• Prompt: Extract each line bearing the word "icon".

[Figure content listings]
----------------

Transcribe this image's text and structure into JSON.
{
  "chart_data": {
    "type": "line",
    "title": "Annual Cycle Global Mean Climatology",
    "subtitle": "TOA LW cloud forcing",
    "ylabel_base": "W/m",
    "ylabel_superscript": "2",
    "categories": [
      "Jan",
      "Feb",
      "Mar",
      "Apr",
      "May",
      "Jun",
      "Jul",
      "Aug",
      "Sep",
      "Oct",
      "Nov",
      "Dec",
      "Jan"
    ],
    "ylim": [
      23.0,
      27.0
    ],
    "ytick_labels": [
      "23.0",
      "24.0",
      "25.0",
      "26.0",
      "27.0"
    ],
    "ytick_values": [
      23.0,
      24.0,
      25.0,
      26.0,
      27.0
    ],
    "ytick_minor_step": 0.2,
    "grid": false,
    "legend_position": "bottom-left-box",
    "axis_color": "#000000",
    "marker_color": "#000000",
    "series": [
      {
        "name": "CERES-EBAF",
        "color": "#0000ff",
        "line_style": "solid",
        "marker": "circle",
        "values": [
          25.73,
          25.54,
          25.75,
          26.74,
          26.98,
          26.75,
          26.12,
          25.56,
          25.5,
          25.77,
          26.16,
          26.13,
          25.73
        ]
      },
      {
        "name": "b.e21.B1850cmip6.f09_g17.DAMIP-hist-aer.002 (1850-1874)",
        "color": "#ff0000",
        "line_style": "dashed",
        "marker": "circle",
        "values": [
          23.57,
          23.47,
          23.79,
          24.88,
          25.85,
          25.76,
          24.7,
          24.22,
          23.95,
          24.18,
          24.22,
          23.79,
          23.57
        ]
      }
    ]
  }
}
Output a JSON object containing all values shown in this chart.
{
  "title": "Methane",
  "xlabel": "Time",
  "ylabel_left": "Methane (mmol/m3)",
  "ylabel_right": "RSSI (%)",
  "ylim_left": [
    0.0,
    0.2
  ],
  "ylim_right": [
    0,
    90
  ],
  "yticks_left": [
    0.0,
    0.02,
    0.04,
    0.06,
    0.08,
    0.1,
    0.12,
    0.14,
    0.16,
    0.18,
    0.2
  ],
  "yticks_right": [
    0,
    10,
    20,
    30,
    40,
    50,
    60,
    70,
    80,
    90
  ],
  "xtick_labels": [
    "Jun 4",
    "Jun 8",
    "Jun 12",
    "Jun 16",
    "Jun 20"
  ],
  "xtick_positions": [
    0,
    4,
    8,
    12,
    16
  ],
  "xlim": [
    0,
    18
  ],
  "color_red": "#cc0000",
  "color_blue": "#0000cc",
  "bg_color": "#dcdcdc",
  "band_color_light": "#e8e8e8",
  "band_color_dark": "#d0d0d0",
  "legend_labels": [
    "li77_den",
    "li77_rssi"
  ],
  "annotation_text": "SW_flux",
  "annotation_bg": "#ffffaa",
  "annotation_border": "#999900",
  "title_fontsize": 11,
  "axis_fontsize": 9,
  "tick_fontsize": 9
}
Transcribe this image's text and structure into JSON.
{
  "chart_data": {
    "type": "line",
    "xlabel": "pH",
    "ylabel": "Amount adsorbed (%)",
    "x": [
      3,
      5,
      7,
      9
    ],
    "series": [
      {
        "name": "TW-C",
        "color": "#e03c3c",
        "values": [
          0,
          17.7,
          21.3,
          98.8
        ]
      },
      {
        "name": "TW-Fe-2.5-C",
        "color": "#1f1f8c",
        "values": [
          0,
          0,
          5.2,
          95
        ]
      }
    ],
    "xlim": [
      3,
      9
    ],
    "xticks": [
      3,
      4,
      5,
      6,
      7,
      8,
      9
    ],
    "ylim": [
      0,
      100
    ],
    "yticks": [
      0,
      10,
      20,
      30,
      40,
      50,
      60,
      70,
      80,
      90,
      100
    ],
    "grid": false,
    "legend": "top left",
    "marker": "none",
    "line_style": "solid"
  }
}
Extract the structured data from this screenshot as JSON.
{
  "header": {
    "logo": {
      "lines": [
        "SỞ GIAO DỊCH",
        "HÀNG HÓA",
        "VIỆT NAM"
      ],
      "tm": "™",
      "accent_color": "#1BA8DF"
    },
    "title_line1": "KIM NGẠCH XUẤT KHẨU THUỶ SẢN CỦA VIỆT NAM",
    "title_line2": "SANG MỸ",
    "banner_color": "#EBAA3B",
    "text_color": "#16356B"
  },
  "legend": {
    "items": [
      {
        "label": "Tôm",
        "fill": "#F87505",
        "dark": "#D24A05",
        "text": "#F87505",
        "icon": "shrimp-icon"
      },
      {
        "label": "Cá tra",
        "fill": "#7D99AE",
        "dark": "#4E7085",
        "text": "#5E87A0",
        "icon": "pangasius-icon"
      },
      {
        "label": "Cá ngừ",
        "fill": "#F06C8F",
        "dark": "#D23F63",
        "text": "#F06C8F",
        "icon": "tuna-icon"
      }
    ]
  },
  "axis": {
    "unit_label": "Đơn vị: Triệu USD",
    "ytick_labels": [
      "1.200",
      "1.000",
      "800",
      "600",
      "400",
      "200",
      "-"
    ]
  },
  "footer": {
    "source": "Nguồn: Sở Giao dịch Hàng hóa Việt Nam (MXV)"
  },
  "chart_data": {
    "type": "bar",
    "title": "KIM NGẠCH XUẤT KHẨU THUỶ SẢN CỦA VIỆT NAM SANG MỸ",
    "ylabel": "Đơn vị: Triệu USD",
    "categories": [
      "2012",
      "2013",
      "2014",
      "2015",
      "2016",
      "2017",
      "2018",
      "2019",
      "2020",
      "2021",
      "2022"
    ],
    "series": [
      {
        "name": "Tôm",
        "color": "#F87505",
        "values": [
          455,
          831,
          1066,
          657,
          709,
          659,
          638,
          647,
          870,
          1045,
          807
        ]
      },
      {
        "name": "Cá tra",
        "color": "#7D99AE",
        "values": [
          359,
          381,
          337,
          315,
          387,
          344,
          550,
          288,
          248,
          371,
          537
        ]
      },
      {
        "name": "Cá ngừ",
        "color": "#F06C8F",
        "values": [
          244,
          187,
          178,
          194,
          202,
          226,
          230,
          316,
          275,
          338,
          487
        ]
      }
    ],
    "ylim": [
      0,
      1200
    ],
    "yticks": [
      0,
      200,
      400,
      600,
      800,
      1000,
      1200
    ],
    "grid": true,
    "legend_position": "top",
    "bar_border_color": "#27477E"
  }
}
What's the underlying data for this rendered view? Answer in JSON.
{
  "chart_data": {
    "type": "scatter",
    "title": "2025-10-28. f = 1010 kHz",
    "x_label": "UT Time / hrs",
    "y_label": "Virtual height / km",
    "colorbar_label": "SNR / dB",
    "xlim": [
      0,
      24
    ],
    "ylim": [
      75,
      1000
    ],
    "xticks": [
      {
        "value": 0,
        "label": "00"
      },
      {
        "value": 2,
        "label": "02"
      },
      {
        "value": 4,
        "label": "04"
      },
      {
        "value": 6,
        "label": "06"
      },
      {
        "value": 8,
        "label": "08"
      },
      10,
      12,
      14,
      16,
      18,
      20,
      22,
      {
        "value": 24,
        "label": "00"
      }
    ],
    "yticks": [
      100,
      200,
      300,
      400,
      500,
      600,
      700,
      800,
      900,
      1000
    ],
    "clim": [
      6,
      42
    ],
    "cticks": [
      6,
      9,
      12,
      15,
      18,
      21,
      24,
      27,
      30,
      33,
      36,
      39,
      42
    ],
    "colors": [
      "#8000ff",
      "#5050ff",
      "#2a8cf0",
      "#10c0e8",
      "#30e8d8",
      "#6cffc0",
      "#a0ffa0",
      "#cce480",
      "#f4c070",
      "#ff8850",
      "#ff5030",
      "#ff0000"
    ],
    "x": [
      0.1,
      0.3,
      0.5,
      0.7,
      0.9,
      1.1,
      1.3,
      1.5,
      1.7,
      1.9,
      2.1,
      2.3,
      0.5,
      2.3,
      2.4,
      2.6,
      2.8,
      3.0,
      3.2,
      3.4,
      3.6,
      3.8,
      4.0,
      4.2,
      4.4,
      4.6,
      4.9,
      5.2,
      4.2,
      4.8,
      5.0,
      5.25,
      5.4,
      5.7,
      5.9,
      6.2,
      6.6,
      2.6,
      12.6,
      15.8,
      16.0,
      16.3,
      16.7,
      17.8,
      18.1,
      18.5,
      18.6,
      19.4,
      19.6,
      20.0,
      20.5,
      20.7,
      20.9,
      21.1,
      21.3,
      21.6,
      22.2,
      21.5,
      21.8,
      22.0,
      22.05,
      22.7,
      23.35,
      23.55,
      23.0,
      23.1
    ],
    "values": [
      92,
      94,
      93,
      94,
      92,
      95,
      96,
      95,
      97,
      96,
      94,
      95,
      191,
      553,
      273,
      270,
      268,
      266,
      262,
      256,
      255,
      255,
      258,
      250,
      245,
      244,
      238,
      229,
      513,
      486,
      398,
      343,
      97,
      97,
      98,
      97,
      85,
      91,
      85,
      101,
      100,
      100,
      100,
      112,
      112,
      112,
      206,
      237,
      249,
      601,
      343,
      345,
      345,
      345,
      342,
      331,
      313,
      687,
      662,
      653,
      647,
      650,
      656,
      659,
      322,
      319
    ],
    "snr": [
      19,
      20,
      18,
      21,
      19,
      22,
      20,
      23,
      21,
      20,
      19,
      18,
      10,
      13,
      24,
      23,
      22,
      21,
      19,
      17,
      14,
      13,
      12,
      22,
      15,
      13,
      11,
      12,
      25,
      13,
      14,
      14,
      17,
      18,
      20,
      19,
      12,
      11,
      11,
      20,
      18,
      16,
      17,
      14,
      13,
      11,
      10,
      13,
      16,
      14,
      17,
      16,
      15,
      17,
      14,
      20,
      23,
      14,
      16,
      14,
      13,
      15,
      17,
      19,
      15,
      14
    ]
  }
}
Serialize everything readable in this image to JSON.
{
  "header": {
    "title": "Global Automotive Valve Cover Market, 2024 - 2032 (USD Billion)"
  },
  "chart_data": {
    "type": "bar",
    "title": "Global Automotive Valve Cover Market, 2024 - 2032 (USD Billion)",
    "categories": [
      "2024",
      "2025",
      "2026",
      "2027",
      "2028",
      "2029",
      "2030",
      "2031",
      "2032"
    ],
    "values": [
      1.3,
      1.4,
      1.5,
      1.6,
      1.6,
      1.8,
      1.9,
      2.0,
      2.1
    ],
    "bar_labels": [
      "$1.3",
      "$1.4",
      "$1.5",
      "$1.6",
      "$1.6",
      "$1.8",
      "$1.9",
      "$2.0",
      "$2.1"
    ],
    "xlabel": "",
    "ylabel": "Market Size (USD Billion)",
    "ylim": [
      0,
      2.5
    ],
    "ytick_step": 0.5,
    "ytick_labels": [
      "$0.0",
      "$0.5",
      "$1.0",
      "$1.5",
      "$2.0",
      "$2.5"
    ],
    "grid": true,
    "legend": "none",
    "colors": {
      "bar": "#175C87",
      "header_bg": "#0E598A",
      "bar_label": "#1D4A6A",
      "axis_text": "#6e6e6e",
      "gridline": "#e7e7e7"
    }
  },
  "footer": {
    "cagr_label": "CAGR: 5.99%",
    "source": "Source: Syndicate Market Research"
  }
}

----------------

• Final result:
        "icon": "shrimp-icon"
        "icon": "pangasius-icon"
        "icon": "tuna-icon"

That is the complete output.